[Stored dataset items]
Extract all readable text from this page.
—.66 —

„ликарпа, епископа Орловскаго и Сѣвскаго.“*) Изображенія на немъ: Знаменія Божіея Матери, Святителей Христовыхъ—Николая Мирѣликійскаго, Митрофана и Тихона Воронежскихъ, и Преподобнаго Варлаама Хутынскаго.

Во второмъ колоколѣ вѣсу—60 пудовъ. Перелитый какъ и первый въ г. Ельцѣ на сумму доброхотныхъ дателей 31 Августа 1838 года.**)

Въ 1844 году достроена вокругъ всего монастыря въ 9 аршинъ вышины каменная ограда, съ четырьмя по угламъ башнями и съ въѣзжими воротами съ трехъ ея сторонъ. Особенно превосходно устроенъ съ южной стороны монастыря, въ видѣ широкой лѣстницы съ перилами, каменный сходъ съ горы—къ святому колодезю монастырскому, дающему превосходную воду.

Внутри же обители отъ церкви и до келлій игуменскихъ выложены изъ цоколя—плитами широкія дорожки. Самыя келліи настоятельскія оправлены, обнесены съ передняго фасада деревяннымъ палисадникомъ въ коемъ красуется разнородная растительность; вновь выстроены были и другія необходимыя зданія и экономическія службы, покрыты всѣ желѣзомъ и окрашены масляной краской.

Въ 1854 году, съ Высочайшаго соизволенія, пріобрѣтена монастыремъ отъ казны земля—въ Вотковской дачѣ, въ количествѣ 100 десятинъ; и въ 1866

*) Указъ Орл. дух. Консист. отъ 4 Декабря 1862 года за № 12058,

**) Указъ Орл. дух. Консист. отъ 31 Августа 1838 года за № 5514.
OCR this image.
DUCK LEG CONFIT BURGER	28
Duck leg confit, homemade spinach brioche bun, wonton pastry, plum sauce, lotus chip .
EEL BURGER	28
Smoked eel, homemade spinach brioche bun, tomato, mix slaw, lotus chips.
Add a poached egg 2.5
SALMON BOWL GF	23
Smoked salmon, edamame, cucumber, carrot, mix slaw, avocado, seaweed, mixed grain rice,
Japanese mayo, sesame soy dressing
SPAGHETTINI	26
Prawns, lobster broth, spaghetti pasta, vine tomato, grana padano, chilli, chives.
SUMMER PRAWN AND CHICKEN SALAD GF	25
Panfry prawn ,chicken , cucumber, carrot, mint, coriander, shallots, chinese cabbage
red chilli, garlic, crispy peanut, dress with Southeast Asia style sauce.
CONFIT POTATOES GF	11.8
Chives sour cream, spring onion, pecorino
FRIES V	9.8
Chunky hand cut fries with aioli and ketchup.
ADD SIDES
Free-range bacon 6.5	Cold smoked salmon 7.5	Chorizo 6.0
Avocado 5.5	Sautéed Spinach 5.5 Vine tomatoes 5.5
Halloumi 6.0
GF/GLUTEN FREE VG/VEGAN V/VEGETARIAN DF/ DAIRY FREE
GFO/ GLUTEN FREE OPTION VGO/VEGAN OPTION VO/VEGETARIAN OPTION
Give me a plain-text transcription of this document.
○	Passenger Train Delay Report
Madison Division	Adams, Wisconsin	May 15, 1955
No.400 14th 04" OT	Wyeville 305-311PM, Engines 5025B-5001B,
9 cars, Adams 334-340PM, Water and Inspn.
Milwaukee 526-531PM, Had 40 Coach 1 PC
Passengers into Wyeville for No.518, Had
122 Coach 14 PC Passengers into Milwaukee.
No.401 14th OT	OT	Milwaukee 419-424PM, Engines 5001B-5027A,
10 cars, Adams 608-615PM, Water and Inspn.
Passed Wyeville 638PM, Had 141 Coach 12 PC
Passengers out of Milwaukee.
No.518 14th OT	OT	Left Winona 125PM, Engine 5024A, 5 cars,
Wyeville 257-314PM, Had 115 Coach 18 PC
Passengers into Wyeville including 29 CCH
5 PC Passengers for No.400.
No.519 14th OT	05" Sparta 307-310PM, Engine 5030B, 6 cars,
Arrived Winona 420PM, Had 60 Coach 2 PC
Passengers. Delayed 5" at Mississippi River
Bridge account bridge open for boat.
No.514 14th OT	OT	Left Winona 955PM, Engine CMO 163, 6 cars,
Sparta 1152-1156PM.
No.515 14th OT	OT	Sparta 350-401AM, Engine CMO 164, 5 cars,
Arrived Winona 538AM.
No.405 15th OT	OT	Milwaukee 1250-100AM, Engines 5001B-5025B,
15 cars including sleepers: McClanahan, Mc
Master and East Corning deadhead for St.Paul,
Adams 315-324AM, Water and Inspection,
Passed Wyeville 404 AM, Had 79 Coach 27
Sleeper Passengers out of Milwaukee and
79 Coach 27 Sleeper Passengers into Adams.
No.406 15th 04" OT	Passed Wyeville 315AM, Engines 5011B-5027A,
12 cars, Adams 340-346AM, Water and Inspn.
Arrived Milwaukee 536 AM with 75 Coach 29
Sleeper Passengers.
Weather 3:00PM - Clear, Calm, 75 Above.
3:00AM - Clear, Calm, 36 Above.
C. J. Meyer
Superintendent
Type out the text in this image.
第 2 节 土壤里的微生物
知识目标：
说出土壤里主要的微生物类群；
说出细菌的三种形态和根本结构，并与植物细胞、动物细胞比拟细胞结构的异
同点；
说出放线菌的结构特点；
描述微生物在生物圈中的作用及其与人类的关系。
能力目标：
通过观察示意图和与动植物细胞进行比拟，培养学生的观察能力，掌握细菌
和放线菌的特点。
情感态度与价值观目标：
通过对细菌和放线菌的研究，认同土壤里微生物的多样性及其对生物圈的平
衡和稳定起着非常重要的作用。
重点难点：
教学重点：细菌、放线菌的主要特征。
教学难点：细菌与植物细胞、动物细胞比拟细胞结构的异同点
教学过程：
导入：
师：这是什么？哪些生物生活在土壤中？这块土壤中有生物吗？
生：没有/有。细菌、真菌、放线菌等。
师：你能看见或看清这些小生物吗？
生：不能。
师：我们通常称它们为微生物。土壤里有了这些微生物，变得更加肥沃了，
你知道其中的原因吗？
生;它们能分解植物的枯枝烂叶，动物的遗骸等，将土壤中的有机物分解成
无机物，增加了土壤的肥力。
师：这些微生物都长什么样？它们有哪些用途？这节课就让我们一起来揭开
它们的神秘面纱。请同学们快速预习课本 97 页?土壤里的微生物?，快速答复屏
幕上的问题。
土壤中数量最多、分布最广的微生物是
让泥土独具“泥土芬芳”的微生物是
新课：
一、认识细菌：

● Instructions for the task
Filter the listing for the word "Консист" and copy every line that holds it.

● The answer
*) Указъ Орл. дух. Консист. отъ 4 Декабря 1862 года за № 12058,
**) Указъ Орл. дух. Консист. отъ 31 Августа 1838 года за № 5514.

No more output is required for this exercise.